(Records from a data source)
-- begin --
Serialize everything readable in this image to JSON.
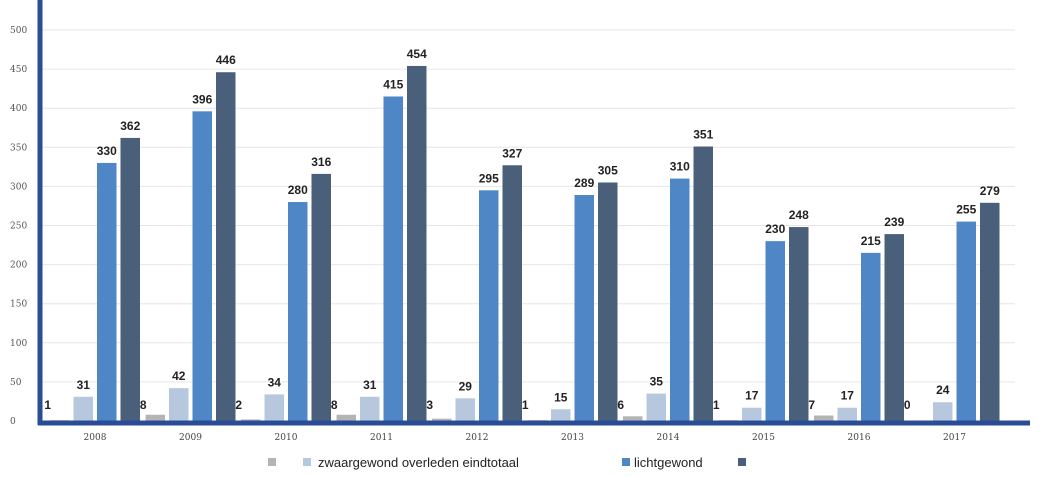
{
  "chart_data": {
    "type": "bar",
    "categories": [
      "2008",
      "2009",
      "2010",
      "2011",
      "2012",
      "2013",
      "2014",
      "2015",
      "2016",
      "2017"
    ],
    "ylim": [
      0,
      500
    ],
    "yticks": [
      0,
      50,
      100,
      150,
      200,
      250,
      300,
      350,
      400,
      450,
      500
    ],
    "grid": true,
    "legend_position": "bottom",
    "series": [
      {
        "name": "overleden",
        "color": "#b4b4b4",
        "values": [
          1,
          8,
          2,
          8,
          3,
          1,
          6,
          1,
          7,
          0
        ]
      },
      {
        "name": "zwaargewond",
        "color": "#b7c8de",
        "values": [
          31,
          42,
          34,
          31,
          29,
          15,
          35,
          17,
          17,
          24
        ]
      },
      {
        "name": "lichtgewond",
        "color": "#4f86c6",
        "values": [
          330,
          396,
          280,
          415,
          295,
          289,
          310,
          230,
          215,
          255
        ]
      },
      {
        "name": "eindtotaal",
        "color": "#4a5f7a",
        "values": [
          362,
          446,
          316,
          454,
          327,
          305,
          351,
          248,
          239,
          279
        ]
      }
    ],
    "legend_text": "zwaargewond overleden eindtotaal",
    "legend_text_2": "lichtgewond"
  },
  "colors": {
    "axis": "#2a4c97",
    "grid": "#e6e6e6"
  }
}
-- end --
-- begin --
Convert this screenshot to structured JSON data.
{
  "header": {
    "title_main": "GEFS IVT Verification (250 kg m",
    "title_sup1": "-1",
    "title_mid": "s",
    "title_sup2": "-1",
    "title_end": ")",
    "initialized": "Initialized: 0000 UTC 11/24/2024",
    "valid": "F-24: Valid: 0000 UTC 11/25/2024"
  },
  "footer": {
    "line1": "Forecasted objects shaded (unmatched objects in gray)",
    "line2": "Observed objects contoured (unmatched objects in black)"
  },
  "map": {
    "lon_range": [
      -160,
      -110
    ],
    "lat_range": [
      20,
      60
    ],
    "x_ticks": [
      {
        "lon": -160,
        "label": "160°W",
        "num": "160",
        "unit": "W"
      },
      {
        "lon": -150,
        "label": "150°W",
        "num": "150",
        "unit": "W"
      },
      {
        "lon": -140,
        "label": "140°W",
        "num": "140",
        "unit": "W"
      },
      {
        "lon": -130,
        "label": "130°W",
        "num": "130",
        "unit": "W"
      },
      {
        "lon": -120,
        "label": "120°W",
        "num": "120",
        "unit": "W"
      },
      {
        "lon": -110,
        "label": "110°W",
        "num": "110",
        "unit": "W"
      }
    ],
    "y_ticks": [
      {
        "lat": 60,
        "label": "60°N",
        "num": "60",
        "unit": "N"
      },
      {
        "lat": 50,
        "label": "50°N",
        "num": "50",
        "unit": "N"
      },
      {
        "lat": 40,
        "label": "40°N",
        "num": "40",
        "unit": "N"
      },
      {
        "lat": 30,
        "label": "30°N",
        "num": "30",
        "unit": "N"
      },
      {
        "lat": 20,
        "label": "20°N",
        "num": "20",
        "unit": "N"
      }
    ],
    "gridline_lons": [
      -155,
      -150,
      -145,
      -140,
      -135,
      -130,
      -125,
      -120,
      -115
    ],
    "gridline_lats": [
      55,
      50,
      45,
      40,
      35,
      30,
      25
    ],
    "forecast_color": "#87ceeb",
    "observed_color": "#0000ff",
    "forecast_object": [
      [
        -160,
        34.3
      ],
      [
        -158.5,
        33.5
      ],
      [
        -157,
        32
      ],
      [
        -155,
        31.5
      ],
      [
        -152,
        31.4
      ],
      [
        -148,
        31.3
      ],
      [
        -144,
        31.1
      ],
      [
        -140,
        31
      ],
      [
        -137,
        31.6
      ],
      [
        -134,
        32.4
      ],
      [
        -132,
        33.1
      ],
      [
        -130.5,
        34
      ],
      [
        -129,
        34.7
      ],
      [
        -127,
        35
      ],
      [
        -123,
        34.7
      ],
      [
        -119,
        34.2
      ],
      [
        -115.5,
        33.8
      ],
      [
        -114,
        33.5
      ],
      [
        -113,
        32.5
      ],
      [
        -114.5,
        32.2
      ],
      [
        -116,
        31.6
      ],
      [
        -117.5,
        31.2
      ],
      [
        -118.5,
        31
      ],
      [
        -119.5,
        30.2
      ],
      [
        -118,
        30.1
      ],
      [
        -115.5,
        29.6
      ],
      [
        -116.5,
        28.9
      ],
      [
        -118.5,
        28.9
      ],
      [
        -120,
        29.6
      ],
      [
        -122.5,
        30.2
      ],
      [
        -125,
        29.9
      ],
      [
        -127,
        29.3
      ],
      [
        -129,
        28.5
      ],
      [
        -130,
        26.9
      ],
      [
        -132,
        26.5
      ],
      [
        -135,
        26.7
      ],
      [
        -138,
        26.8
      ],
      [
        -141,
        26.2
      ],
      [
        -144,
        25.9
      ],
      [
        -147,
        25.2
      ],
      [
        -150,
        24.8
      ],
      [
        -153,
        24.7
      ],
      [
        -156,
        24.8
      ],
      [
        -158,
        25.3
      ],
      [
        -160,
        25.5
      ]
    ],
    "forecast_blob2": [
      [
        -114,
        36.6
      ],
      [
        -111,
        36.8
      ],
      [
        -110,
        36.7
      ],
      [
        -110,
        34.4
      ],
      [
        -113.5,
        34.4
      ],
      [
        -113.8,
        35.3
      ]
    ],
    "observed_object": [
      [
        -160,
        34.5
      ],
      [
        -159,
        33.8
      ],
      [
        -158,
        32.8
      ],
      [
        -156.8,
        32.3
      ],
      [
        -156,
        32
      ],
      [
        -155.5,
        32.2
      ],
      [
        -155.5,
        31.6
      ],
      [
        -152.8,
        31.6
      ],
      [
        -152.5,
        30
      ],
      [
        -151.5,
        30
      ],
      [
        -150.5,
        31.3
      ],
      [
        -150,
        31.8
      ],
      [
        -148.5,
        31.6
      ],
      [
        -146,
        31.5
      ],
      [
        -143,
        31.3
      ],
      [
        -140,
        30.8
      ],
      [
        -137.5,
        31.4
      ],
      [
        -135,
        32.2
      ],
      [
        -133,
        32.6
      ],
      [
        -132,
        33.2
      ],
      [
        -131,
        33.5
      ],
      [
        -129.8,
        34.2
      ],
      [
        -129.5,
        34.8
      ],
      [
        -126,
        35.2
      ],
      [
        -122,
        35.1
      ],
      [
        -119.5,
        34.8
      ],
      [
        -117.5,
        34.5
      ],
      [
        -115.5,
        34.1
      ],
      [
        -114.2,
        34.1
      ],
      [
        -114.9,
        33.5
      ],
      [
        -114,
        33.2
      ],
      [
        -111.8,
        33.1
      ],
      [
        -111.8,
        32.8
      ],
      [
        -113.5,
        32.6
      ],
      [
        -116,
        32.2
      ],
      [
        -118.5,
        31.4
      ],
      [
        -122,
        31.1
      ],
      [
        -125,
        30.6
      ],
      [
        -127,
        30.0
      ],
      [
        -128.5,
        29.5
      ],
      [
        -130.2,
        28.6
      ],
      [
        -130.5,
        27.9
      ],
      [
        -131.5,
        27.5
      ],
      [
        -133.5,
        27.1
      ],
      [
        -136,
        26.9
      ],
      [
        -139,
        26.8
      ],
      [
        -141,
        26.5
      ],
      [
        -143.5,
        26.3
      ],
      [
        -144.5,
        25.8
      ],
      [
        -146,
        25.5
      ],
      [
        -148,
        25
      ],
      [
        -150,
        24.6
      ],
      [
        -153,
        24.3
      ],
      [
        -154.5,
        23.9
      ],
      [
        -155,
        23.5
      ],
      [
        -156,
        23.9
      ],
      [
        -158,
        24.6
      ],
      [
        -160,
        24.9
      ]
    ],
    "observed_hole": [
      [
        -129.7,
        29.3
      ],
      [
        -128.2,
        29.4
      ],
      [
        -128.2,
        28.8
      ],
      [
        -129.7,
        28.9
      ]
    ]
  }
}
-- end --
Go through the material above and count the lines that contain "objects"; give that number alone.

2